Records about charts and figures:
+===+
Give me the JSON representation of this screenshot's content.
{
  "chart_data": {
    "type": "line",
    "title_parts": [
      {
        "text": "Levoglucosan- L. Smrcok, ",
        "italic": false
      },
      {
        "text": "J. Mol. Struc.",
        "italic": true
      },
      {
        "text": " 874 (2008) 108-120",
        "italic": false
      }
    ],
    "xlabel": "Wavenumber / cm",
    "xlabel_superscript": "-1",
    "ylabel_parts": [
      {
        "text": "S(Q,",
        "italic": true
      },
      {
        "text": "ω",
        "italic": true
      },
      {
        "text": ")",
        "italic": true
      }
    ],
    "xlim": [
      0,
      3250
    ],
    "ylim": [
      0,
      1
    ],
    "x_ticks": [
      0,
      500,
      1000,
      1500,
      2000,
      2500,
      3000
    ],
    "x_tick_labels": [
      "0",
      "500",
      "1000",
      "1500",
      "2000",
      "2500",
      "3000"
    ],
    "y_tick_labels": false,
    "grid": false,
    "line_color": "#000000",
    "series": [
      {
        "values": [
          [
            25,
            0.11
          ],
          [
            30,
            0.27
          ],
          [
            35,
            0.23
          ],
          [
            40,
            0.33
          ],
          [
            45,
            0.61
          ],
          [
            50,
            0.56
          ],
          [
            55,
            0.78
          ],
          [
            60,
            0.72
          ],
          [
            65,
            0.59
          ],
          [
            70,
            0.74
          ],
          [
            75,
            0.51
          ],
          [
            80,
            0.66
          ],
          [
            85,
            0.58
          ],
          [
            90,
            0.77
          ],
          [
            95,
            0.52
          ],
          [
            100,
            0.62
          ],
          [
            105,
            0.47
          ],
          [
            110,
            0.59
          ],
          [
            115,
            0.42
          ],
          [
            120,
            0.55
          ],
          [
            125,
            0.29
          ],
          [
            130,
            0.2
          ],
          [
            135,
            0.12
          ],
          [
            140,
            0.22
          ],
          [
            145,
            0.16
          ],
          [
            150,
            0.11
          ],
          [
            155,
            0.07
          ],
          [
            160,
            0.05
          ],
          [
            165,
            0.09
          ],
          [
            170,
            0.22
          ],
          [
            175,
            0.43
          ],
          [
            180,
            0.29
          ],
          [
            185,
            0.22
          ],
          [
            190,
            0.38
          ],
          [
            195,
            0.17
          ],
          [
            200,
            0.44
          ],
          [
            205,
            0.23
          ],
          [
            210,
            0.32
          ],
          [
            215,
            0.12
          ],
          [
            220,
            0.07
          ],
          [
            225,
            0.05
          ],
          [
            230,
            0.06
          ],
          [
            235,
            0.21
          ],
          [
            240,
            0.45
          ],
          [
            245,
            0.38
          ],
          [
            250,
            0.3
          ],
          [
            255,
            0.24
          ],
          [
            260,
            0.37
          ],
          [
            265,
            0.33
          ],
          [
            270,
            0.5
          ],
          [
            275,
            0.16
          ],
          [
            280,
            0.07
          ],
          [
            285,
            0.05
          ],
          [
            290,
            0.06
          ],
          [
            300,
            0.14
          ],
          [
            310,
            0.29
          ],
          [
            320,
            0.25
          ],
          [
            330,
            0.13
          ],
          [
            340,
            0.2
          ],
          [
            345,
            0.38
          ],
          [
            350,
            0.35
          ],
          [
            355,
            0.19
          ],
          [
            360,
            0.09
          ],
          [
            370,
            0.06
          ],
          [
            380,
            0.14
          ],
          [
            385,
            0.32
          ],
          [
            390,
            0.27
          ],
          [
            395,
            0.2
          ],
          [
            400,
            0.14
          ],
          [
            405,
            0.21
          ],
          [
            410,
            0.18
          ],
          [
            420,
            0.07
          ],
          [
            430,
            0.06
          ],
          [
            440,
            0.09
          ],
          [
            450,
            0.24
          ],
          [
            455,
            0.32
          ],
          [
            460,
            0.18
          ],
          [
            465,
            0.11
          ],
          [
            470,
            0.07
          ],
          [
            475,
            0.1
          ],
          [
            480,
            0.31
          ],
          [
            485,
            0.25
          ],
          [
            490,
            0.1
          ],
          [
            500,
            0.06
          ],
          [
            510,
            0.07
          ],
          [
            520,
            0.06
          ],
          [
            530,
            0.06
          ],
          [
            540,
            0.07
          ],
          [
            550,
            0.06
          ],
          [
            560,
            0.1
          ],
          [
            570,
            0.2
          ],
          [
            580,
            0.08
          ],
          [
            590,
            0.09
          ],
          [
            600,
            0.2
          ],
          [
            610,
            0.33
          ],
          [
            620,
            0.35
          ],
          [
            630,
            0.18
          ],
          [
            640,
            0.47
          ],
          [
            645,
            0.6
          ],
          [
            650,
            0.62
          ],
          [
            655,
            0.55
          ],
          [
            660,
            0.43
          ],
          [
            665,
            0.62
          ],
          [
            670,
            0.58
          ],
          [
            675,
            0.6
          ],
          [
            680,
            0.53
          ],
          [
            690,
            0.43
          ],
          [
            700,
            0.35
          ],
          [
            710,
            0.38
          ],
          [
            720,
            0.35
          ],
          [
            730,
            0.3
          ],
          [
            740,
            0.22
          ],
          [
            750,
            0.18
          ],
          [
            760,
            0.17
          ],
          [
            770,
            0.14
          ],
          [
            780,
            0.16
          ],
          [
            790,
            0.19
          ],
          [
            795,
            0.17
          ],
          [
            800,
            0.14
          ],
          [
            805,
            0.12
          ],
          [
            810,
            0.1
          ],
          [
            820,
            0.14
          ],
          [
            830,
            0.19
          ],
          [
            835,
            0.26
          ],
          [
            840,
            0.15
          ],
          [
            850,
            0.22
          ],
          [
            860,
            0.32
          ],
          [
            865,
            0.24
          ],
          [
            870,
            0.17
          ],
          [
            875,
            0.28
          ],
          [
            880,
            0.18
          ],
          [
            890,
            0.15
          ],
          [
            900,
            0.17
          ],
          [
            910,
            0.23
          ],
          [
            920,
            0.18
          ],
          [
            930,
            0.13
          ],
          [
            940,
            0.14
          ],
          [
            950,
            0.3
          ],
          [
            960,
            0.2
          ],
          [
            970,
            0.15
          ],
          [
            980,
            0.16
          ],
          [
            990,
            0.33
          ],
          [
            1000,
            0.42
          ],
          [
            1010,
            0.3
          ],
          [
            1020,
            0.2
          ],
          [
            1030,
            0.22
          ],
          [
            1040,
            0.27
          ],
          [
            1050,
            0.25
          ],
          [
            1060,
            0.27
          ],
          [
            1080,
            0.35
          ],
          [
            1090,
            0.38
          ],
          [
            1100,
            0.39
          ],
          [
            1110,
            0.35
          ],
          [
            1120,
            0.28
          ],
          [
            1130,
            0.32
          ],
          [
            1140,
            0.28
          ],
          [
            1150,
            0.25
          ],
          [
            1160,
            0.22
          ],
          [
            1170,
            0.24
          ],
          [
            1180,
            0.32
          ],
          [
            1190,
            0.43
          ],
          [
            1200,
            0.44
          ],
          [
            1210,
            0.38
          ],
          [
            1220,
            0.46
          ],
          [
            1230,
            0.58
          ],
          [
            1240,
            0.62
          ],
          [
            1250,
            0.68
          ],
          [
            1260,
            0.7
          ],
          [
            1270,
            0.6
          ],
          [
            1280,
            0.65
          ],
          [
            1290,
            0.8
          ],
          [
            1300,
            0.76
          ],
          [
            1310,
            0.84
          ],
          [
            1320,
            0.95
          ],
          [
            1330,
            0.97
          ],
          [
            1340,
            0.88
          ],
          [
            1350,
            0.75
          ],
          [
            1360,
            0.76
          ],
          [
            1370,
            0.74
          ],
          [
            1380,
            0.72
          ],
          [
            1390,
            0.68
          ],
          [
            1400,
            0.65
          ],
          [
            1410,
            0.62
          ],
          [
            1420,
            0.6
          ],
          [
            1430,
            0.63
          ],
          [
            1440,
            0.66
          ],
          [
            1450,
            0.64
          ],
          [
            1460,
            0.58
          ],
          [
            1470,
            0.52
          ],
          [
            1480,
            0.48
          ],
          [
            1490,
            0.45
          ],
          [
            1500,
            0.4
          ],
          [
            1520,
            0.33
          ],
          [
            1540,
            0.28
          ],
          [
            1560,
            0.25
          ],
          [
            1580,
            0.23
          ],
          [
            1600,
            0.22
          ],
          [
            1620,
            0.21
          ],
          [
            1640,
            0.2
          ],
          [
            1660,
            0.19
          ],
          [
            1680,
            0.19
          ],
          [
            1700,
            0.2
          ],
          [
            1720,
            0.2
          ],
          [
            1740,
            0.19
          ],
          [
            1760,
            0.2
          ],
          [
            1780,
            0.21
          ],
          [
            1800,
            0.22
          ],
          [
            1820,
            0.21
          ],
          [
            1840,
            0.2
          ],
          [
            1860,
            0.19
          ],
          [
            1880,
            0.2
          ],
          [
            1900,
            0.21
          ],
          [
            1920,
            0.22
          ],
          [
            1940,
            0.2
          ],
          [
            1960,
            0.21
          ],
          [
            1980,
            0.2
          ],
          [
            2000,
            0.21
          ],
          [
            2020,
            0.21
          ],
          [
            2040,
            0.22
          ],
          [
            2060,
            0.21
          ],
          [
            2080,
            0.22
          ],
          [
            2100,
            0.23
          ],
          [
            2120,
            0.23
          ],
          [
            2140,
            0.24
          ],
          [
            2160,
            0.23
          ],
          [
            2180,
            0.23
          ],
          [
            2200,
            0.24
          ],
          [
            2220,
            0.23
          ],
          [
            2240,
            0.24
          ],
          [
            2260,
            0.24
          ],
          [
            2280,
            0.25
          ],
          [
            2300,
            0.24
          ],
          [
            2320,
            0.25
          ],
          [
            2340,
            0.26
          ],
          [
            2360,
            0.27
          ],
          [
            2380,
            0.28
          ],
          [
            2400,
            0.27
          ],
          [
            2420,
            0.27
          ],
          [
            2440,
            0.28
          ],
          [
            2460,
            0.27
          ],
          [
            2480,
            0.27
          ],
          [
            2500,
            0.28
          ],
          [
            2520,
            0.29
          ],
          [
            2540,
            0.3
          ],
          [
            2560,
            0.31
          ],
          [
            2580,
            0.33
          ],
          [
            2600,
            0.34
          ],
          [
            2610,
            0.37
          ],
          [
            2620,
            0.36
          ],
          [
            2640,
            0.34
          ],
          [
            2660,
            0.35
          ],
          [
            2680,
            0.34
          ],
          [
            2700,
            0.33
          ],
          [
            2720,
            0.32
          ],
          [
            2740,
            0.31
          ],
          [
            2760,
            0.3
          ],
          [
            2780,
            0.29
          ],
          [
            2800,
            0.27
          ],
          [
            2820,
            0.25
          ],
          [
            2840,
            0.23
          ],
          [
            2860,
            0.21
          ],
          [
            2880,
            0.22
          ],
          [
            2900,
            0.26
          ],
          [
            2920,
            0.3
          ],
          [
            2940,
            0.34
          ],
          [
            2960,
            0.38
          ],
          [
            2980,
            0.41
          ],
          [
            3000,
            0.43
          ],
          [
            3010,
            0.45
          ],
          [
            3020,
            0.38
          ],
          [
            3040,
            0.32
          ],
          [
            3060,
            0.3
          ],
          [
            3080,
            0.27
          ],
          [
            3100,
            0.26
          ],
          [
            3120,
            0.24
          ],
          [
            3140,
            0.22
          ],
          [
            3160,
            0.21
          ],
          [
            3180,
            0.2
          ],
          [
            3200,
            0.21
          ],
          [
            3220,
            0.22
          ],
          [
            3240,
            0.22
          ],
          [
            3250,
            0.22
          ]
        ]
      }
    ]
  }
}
+===+
• Problem details
In the lines above, locate the string "false". Copy every line where it occurs.

• Solved exercise
        "italic": false
        "italic": false
    "y_tick_labels": false,
    "grid": false,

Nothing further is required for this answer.